• GIVEN TASK
Below are the entries; state how many of their lines contain the string "Estado", and nothing more.

═════ THE INPUT ═════

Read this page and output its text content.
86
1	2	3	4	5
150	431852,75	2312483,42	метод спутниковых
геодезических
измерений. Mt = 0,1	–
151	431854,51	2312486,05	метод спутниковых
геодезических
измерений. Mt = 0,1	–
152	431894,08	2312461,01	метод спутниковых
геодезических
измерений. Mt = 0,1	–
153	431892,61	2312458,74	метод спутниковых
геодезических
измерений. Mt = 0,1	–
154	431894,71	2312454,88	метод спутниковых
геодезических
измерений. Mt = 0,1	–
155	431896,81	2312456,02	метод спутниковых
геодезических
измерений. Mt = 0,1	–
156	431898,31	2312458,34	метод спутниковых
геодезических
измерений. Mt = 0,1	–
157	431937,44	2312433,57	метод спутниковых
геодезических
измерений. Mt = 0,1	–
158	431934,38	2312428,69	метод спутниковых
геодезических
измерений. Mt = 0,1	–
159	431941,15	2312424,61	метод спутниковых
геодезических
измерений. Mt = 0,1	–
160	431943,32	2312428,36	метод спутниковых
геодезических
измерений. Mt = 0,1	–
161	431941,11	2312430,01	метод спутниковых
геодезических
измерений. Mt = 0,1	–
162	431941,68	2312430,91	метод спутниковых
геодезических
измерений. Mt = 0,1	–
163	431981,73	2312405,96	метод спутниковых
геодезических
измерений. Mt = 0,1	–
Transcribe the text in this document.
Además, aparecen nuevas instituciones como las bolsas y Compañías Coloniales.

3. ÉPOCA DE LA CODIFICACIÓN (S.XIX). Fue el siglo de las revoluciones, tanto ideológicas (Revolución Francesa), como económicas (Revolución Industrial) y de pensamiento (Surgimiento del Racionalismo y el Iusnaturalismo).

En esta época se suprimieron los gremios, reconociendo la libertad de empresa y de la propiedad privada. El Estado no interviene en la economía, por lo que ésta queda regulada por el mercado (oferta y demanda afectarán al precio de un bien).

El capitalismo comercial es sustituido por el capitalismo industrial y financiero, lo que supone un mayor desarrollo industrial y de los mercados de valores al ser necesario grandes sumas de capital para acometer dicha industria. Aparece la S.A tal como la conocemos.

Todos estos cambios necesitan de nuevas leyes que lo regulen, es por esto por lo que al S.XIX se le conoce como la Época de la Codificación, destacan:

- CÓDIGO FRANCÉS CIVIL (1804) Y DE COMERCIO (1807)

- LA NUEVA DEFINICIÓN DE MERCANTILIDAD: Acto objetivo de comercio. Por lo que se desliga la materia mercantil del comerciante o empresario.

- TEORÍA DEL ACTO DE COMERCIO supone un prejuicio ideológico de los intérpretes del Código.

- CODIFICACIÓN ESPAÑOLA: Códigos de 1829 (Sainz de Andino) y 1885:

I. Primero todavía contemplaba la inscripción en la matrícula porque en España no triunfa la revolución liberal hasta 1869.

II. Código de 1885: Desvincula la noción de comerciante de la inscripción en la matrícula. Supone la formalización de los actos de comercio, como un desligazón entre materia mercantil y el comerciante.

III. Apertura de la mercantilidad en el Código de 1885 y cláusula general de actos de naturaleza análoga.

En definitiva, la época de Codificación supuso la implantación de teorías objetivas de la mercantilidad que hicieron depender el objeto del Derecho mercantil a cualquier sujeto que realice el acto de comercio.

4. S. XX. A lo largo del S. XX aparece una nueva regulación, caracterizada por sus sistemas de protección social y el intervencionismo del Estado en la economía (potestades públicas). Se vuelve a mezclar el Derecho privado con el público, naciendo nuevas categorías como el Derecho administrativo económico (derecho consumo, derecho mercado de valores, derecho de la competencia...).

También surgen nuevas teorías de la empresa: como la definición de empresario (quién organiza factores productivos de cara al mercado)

═════

• WORKED SOLUTION
2